— start of Input rows —

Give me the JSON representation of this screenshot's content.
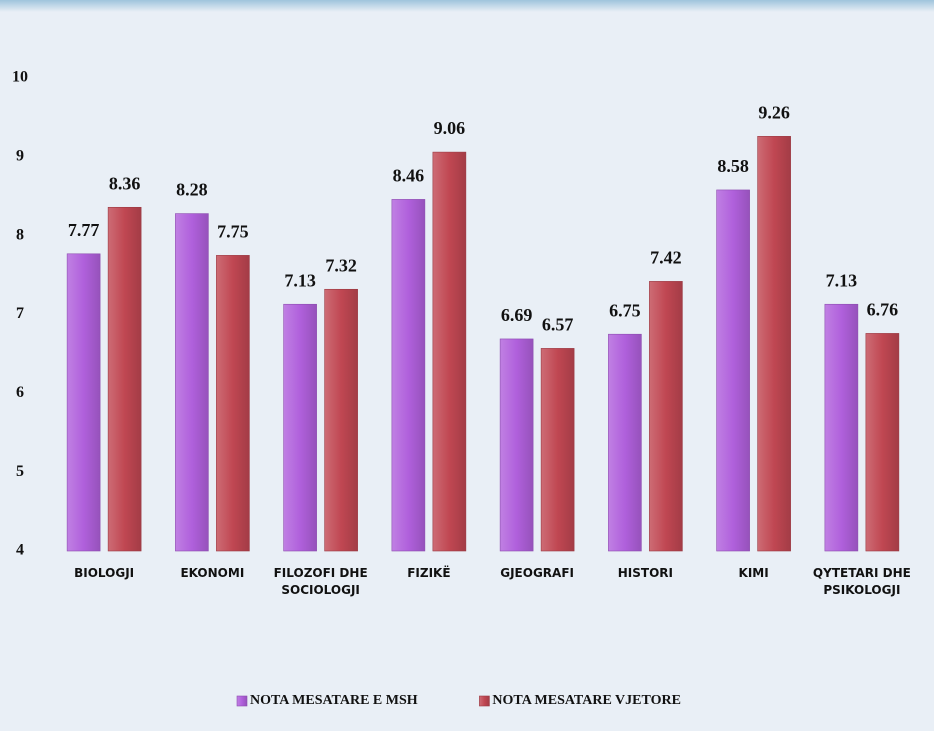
{
  "chart_data": {
    "type": "bar",
    "categories": [
      "BIOLOGJI",
      "EKONOMI",
      "FILOZOFI DHE SOCIOLOGJI",
      "FIZIKË",
      "GJEOGRAFI",
      "HISTORI",
      "KIMI",
      "QYTETARI DHE PSIKOLOGJI"
    ],
    "series": [
      {
        "name": "NOTA MESATARE E MSH",
        "color": "#b060dc",
        "values": [
          7.77,
          8.28,
          7.13,
          8.46,
          6.69,
          6.75,
          8.58,
          7.13
        ]
      },
      {
        "name": "NOTA MESATARE VJETORE",
        "color": "#c04752",
        "values": [
          8.36,
          7.75,
          7.32,
          9.06,
          6.57,
          7.42,
          9.26,
          6.76
        ]
      }
    ],
    "ylim": [
      4,
      10
    ],
    "yticks": [
      4,
      5,
      6,
      7,
      8,
      9,
      10
    ],
    "grid": false,
    "legend": "bottom"
  }
}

— end of Input rows —

_Work to complete_
Copy out each line word for word, please, skipping the images.

_Solution to this task_
Give me the JSON representation of this screenshot's content.
{
  "chart_data": {
    "type": "bar",
    "categories": [
      "BIOLOGJI",
      "EKONOMI",
      "FILOZOFI DHE SOCIOLOGJI",
      "FIZIKË",
      "GJEOGRAFI",
      "HISTORI",
      "KIMI",
      "QYTETARI DHE PSIKOLOGJI"
    ],
    "series": [
      {
        "name": "NOTA MESATARE E MSH",
        "color": "#b060dc",
        "values": [
          7.77,
          8.28,
          7.13,
          8.46,
          6.69,
          6.75,
          8.58,
          7.13
        ]
      },
      {
        "name": "NOTA MESATARE VJETORE",
        "color": "#c04752",
        "values": [
          8.36,
          7.75,
          7.32,
          9.06,
          6.57,
          7.42,
          9.26,
          6.76
        ]
      }
    ],
    "ylim": [
      4,
      10
    ],
    "yticks": [
      4,
      5,
      6,
      7,
      8,
      9,
      10
    ],
    "grid": false,
    "legend": "bottom"
  }
}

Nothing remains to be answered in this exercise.